Dataset records:
################

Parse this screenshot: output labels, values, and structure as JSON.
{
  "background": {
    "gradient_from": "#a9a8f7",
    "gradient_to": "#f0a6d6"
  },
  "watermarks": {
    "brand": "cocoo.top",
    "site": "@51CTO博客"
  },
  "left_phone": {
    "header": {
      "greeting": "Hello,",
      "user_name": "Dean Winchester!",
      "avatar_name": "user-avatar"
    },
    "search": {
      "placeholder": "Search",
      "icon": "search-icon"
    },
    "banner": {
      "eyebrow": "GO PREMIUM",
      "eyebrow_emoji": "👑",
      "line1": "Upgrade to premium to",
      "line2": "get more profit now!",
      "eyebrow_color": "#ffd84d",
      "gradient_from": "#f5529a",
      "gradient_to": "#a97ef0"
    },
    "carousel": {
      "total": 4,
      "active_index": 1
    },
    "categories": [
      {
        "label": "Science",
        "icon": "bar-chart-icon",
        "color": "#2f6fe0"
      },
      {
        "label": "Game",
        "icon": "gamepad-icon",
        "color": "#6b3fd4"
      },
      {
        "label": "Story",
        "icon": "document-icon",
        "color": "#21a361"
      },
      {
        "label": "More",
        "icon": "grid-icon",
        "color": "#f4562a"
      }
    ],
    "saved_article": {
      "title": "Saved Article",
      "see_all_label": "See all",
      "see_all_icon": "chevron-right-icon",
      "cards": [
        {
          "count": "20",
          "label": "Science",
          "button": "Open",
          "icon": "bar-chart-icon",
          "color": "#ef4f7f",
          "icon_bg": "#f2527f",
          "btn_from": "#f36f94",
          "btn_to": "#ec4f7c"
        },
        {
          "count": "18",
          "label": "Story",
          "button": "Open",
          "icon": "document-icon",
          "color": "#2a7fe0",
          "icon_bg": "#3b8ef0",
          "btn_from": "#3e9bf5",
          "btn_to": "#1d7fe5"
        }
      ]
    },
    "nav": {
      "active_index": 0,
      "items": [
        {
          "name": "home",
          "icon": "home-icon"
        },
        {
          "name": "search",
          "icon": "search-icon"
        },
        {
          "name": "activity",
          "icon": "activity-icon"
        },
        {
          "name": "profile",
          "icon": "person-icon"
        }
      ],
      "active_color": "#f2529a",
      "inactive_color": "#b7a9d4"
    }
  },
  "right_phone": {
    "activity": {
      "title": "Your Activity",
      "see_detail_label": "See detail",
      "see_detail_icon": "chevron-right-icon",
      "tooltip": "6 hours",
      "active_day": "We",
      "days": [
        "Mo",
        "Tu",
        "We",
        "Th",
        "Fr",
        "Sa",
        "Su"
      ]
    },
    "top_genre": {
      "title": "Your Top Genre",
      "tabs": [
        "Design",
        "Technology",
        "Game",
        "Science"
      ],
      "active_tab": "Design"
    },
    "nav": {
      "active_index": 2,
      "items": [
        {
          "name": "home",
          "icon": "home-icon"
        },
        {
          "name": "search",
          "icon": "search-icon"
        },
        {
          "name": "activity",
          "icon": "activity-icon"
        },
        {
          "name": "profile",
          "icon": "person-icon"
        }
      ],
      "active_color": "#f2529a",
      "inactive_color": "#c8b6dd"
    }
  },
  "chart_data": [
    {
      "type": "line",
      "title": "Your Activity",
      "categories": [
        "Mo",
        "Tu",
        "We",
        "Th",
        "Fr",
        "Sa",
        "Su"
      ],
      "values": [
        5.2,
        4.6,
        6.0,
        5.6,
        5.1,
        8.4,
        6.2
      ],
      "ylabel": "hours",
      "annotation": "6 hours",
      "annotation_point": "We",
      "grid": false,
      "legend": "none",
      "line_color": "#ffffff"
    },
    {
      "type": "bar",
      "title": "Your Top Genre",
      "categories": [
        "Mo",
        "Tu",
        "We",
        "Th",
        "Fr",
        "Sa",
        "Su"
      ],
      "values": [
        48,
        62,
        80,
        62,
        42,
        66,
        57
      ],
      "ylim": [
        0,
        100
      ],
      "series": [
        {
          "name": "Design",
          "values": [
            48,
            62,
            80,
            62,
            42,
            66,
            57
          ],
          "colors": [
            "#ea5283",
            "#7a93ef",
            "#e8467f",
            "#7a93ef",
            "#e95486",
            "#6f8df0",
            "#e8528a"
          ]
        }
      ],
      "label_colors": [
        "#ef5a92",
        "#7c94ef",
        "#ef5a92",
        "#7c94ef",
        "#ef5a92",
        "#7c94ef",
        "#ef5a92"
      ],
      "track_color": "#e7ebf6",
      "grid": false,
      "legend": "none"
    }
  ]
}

################

- Exercise description -
Where a line above contains the word "hours", copy that line.

- Problem solution -
      "tooltip": "6 hours",
      "ylabel": "hours",
      "annotation": "6 hours",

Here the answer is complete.